Stated exercise: Every record must be repeated exactly, with no omission.

= = = = = = =

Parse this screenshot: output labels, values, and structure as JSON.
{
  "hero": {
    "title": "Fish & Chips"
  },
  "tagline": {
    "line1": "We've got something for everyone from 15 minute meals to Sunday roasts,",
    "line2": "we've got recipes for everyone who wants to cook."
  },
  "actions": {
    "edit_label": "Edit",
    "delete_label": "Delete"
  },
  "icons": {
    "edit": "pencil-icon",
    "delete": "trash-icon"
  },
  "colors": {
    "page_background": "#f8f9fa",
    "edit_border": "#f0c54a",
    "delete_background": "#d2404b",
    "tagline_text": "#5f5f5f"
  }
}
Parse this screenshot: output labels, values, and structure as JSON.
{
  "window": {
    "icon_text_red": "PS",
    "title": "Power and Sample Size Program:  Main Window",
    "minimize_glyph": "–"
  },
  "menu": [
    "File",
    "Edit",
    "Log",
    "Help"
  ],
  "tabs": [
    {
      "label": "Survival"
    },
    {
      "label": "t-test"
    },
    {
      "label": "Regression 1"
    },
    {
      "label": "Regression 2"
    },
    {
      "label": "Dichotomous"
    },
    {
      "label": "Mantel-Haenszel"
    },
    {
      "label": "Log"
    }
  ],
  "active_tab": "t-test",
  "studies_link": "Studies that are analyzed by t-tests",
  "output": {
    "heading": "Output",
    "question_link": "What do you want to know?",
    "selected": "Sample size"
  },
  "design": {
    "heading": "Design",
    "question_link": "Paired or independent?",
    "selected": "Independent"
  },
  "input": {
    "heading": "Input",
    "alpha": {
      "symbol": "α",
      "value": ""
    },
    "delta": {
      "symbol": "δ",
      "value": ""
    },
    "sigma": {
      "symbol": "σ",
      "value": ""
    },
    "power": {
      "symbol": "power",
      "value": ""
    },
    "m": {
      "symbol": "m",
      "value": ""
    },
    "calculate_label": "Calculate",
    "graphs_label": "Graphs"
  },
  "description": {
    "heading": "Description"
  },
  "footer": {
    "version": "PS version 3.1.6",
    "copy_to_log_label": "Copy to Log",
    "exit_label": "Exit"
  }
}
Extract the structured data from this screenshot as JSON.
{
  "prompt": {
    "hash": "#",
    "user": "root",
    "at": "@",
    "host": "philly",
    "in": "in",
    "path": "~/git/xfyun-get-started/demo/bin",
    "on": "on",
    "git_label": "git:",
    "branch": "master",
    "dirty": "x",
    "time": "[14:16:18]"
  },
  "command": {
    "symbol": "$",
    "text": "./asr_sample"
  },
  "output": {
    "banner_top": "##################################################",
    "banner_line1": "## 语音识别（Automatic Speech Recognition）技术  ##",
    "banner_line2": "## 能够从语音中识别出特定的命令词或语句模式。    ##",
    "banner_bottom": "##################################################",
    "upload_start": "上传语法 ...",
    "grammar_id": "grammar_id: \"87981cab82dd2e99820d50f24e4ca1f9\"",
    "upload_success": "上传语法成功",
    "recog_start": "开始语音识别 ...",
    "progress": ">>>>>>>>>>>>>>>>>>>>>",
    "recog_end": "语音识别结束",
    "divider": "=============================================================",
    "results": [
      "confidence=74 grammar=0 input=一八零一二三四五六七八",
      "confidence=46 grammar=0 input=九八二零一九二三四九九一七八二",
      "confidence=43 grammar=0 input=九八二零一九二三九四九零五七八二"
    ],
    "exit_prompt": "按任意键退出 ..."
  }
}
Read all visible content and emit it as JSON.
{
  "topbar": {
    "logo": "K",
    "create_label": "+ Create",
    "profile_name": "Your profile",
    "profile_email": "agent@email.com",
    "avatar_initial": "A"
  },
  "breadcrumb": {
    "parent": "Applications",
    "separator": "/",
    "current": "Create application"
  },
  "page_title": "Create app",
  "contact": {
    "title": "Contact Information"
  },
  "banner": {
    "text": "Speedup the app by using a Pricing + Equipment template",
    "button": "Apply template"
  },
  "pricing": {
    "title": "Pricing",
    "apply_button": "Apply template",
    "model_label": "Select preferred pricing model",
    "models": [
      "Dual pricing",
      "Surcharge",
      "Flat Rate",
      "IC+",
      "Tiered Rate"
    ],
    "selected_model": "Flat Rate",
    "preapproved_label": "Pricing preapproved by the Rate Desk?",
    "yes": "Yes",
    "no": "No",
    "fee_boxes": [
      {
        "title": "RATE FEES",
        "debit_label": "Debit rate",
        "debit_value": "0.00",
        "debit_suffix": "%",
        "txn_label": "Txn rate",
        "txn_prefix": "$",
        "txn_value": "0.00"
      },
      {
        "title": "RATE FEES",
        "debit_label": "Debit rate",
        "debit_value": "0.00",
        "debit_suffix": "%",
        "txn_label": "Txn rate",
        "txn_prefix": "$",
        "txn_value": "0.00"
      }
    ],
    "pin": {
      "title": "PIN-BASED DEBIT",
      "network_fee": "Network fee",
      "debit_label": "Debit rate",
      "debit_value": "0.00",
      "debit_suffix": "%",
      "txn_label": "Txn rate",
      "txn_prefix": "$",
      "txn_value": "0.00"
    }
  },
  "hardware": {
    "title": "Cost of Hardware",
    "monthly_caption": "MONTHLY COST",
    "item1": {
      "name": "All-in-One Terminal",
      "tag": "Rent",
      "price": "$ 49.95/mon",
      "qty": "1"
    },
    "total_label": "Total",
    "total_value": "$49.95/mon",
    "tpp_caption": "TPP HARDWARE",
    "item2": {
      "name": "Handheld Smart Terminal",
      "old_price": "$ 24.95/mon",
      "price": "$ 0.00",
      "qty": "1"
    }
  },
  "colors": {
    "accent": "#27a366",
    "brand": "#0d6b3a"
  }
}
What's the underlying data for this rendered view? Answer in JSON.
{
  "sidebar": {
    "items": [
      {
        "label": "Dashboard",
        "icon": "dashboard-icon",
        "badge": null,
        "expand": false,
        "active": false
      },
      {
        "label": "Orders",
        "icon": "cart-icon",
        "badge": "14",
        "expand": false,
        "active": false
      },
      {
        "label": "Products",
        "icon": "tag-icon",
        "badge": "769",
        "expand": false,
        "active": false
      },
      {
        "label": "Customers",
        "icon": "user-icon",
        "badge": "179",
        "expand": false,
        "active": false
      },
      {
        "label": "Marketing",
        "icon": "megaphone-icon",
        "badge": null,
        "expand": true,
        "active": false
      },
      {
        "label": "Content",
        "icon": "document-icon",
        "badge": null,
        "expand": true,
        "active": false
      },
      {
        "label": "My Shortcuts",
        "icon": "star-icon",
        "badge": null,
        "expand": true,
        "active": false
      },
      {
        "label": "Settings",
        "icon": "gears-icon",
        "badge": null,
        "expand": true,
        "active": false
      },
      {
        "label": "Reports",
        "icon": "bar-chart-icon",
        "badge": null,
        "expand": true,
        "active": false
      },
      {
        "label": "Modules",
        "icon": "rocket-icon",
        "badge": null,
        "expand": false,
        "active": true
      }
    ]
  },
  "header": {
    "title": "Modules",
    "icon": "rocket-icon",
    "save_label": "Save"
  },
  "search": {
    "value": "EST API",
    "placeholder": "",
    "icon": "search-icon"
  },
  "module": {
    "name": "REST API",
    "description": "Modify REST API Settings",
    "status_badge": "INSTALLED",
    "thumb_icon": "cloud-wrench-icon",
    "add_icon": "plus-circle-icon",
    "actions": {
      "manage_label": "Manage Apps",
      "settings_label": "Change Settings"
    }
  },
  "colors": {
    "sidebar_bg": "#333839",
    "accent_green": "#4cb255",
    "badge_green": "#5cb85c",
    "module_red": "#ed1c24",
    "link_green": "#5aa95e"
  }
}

= = = = = = =

Answer to this task:
Parse this screenshot: output labels, values, and structure as JSON.
{
  "hero": {
    "title": "Fish & Chips"
  },
  "tagline": {
    "line1": "We've got something for everyone from 15 minute meals to Sunday roasts,",
    "line2": "we've got recipes for everyone who wants to cook."
  },
  "actions": {
    "edit_label": "Edit",
    "delete_label": "Delete"
  },
  "icons": {
    "edit": "pencil-icon",
    "delete": "trash-icon"
  },
  "colors": {
    "page_background": "#f8f9fa",
    "edit_border": "#f0c54a",
    "delete_background": "#d2404b",
    "tagline_text": "#5f5f5f"
  }
}
Parse this screenshot: output labels, values, and structure as JSON.
{
  "window": {
    "icon_text_red": "PS",
    "title": "Power and Sample Size Program:  Main Window",
    "minimize_glyph": "–"
  },
  "menu": [
    "File",
    "Edit",
    "Log",
    "Help"
  ],
  "tabs": [
    {
      "label": "Survival"
    },
    {
      "label": "t-test"
    },
    {
      "label": "Regression 1"
    },
    {
      "label": "Regression 2"
    },
    {
      "label": "Dichotomous"
    },
    {
      "label": "Mantel-Haenszel"
    },
    {
      "label": "Log"
    }
  ],
  "active_tab": "t-test",
  "studies_link": "Studies that are analyzed by t-tests",
  "output": {
    "heading": "Output",
    "question_link": "What do you want to know?",
    "selected": "Sample size"
  },
  "design": {
    "heading": "Design",
    "question_link": "Paired or independent?",
    "selected": "Independent"
  },
  "input": {
    "heading": "Input",
    "alpha": {
      "symbol": "α",
      "value": ""
    },
    "delta": {
      "symbol": "δ",
      "value": ""
    },
    "sigma": {
      "symbol": "σ",
      "value": ""
    },
    "power": {
      "symbol": "power",
      "value": ""
    },
    "m": {
      "symbol": "m",
      "value": ""
    },
    "calculate_label": "Calculate",
    "graphs_label": "Graphs"
  },
  "description": {
    "heading": "Description"
  },
  "footer": {
    "version": "PS version 3.1.6",
    "copy_to_log_label": "Copy to Log",
    "exit_label": "Exit"
  }
}
Extract the structured data from this screenshot as JSON.
{
  "prompt": {
    "hash": "#",
    "user": "root",
    "at": "@",
    "host": "philly",
    "in": "in",
    "path": "~/git/xfyun-get-started/demo/bin",
    "on": "on",
    "git_label": "git:",
    "branch": "master",
    "dirty": "x",
    "time": "[14:16:18]"
  },
  "command": {
    "symbol": "$",
    "text": "./asr_sample"
  },
  "output": {
    "banner_top": "##################################################",
    "banner_line1": "## 语音识别（Automatic Speech Recognition）技术  ##",
    "banner_line2": "## 能够从语音中识别出特定的命令词或语句模式。    ##",
    "banner_bottom": "##################################################",
    "upload_start": "上传语法 ...",
    "grammar_id": "grammar_id: \"87981cab82dd2e99820d50f24e4ca1f9\"",
    "upload_success": "上传语法成功",
    "recog_start": "开始语音识别 ...",
    "progress": ">>>>>>>>>>>>>>>>>>>>>",
    "recog_end": "语音识别结束",
    "divider": "=============================================================",
    "results": [
      "confidence=74 grammar=0 input=一八零一二三四五六七八",
      "confidence=46 grammar=0 input=九八二零一九二三四九九一七八二",
      "confidence=43 grammar=0 input=九八二零一九二三九四九零五七八二"
    ],
    "exit_prompt": "按任意键退出 ..."
  }
}
Read all visible content and emit it as JSON.
{
  "topbar": {
    "logo": "K",
    "create_label": "+ Create",
    "profile_name": "Your profile",
    "profile_email": "agent@email.com",
    "avatar_initial": "A"
  },
  "breadcrumb": {
    "parent": "Applications",
    "separator": "/",
    "current": "Create application"
  },
  "page_title": "Create app",
  "contact": {
    "title": "Contact Information"
  },
  "banner": {
    "text": "Speedup the app by using a Pricing + Equipment template",
    "button": "Apply template"
  },
  "pricing": {
    "title": "Pricing",
    "apply_button": "Apply template",
    "model_label": "Select preferred pricing model",
    "models": [
      "Dual pricing",
      "Surcharge",
      "Flat Rate",
      "IC+",
      "Tiered Rate"
    ],
    "selected_model": "Flat Rate",
    "preapproved_label": "Pricing preapproved by the Rate Desk?",
    "yes": "Yes",
    "no": "No",
    "fee_boxes": [
      {
        "title": "RATE FEES",
        "debit_label": "Debit rate",
        "debit_value": "0.00",
        "debit_suffix": "%",
        "txn_label": "Txn rate",
        "txn_prefix": "$",
        "txn_value": "0.00"
      },
      {
        "title": "RATE FEES",
        "debit_label": "Debit rate",
        "debit_value": "0.00",
        "debit_suffix": "%",
        "txn_label": "Txn rate",
        "txn_prefix": "$",
        "txn_value": "0.00"
      }
    ],
    "pin": {
      "title": "PIN-BASED DEBIT",
      "network_fee": "Network fee",
      "debit_label": "Debit rate",
      "debit_value": "0.00",
      "debit_suffix": "%",
      "txn_label": "Txn rate",
      "txn_prefix": "$",
      "txn_value": "0.00"
    }
  },
  "hardware": {
    "title": "Cost of Hardware",
    "monthly_caption": "MONTHLY COST",
    "item1": {
      "name": "All-in-One Terminal",
      "tag": "Rent",
      "price": "$ 49.95/mon",
      "qty": "1"
    },
    "total_label": "Total",
    "total_value": "$49.95/mon",
    "tpp_caption": "TPP HARDWARE",
    "item2": {
      "name": "Handheld Smart Terminal",
      "old_price": "$ 24.95/mon",
      "price": "$ 0.00",
      "qty": "1"
    }
  },
  "colors": {
    "accent": "#27a366",
    "brand": "#0d6b3a"
  }
}
What's the underlying data for this rendered view? Answer in JSON.
{
  "sidebar": {
    "items": [
      {
        "label": "Dashboard",
        "icon": "dashboard-icon",
        "badge": null,
        "expand": false,
        "active": false
      },
      {
        "label": "Orders",
        "icon": "cart-icon",
        "badge": "14",
        "expand": false,
        "active": false
      },
      {
        "label": "Products",
        "icon": "tag-icon",
        "badge": "769",
        "expand": false,
        "active": false
      },
      {
        "label": "Customers",
        "icon": "user-icon",
        "badge": "179",
        "expand": false,
        "active": false
      },
      {
        "label": "Marketing",
        "icon": "megaphone-icon",
        "badge": null,
        "expand": true,
        "active": false
      },
      {
        "label": "Content",
        "icon": "document-icon",
        "badge": null,
        "expand": true,
        "active": false
      },
      {
        "label": "My Shortcuts",
        "icon": "star-icon",
        "badge": null,
        "expand": true,
        "active": false
      },
      {
        "label": "Settings",
        "icon": "gears-icon",
        "badge": null,
        "expand": true,
        "active": false
      },
      {
        "label": "Reports",
        "icon": "bar-chart-icon",
        "badge": null,
        "expand": true,
        "active": false
      },
      {
        "label": "Modules",
        "icon": "rocket-icon",
        "badge": null,
        "expand": false,
        "active": true
      }
    ]
  },
  "header": {
    "title": "Modules",
    "icon": "rocket-icon",
    "save_label": "Save"
  },
  "search": {
    "value": "EST API",
    "placeholder": "",
    "icon": "search-icon"
  },
  "module": {
    "name": "REST API",
    "description": "Modify REST API Settings",
    "status_badge": "INSTALLED",
    "thumb_icon": "cloud-wrench-icon",
    "add_icon": "plus-circle-icon",
    "actions": {
      "manage_label": "Manage Apps",
      "settings_label": "Change Settings"
    }
  },
  "colors": {
    "sidebar_bg": "#333839",
    "accent_green": "#4cb255",
    "badge_green": "#5cb85c",
    "module_red": "#ed1c24",
    "link_green": "#5aa95e"
  }
}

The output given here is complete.